— BEGIN RECORDS SHOWN —
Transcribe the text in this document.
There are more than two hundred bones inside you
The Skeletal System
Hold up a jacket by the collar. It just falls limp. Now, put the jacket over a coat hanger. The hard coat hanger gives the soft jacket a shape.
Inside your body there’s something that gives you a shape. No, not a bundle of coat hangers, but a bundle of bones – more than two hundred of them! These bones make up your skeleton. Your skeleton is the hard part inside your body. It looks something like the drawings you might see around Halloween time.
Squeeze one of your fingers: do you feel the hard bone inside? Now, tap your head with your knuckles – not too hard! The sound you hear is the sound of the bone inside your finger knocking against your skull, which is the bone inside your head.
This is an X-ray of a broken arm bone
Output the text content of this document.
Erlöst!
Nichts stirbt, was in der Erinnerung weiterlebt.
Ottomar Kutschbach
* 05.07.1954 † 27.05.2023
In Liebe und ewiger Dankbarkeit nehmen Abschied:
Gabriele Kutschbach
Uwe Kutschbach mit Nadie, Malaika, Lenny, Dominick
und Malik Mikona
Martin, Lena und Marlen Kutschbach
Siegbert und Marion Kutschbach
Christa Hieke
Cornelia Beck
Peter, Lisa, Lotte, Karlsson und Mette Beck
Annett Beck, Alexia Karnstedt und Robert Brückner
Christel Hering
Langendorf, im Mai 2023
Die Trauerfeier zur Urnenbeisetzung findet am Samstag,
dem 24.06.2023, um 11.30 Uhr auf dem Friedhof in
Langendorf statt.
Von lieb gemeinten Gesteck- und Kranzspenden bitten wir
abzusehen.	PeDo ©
— END RECORDS SHOWN —
Pick out all the lines with the word "text" in them and copy them.

Transcribe the text in this document.
Output the text content of this document.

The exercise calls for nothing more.